- [Page text]:
* Start *
For those with a 6700XT GPU (gfx1031) - ROCM - Openweb UI

Posted by uber-linny@reddit | LocalLLaMA | View on Reddit | 23 comments

Just thought i would share my setup for those starting out or need some improvement, as I think its as good as its going to get. For context I have a 6700XT with a 5600x 16GB system, and if there's any better/faster ways I'm open to suggestions.

Between all the threads of information and little goldmines along the way, I need to share some links and let you know that Google Studio AI was my friend in getting a lot of this built for my system.

I have ROCm 7.1.1 built : https://github.com/guinmoon/rocm7_builds -with gfx1031 ROCBLas https://github.com/likelovewant/ROCmLibs-for-gfx1103-AMD780M-APU
I build my own llama.cpp aligned to use the gfx1031 6700XT and ROCm 7.1.1
I use llama-swap for my models : https://github.com/mostlygeek/llama-swap as you can still use Vision Models by defining the mmproj file.
I use Openweb UI in a docker https://github.com/open-webui/open-webui
I install from github Fast Kokoro - ONNX : https://github.com/thewh1teagle/kokoro-onnx (pip install --force-reinstall "git+https://github.com/thewh1teagle/kokoro-onnx.git")
I build Whisper.cpp - Vulkan /w VAD: https://github.com/ggml-org/whisper.cpp/tree/master?tab=readme-ov-file#vulkan-gpu-support & modify server.cpp "/inference" to "/v1/audio/transcriptions"
* End *
- [Exercise]:
Continue the post on the 6700XT GPU setup, picking up immediately after its final line. The records have no connection to the post on the 6700XT GPU setup.

[Data records]
* Start *
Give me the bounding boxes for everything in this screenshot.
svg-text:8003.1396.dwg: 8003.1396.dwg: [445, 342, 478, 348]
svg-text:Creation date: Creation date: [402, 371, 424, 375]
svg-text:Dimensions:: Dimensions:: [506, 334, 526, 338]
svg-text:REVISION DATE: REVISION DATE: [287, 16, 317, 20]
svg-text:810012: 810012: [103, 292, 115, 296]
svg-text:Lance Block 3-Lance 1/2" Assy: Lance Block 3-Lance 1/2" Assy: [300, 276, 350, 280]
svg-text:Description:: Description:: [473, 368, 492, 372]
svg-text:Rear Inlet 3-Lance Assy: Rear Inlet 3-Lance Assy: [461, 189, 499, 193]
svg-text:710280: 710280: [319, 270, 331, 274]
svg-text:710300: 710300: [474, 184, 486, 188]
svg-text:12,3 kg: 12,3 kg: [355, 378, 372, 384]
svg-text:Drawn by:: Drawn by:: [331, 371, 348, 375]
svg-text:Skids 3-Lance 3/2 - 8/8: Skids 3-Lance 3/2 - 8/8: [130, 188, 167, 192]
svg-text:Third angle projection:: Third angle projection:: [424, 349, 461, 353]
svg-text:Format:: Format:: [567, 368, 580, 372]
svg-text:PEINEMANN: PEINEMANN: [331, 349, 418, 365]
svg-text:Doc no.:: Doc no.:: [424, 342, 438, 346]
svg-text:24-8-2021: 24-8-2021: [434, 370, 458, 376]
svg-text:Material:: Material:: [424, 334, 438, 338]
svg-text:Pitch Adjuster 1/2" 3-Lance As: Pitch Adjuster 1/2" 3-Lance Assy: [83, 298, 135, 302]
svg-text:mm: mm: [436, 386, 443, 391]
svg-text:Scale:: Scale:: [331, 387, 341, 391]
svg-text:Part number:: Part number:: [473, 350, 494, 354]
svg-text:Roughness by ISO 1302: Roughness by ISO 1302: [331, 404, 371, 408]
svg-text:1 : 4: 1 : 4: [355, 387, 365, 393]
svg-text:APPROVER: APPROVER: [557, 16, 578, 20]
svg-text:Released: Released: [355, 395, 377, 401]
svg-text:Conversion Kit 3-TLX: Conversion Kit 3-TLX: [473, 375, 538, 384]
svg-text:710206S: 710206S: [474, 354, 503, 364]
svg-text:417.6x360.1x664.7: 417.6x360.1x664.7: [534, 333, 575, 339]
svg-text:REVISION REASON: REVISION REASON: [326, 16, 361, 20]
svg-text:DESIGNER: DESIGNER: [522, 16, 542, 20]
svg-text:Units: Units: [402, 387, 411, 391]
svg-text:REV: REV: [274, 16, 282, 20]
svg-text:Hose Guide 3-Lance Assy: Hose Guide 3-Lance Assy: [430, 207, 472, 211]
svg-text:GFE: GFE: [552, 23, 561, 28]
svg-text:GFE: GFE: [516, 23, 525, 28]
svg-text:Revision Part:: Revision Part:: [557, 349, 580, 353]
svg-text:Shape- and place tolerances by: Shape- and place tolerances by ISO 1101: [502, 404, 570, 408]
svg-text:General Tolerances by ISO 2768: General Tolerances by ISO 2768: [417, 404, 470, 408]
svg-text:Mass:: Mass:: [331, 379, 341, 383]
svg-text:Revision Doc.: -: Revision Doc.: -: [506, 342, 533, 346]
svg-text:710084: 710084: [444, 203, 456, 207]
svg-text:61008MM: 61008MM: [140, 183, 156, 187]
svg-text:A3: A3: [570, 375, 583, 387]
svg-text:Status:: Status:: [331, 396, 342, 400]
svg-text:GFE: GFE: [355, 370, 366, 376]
* End *
- [Task answer]:
I run Docling via python : pip install "docling-serve[ui]" #to upgrade : pip install --upgrade "docling-serve[ui]"

I had to install python 3.12.x to get ROCm built , yes i know my ROCm is butchered , but i don't know what im doing and its working , but it looks like 7.1.1 is being used for Text Generation and the Imagery ROCBlas is using 6.4.2 /bin/library.

I have my system so that I have *.bat file that starts up each service on boot as its own CMD window & runs in the background ready to be called by Openweb UI. I've tried to use python along the way as Docker seems to take up lot of resources. but tend to get between 22-25 t/s on ministral3-14b-instruct Q5_XL with a 16k context.

Also got Stablediffusion.cpp working with Z-Image last night using the same custom build approach

If your having trouble DM me , or i might add it all to a github later so that it can be shared.

[-]

PssyGotWifi@reddit

Hey bud, I have a 6700XT sitting around collecting dust for over a year now (since upgrading to 9070XT). Is this worth setting up? or would i better off just trying to sell the card?

[-]

uber-linny@reddit (OP)

Sell it ... I sold and went to a 9070xt too.

The amount of issues I kept having with the custom rocm builds.. sure it would work . Then it would randomly stop working and you would have to rebuild from scratch.. was like a fortnightly thing. Just get another rnda 4 card. For more ram . But it's probably cheaper to just use API

[-]

alecz20@reddit

Thanks a lot for this post and for the builds.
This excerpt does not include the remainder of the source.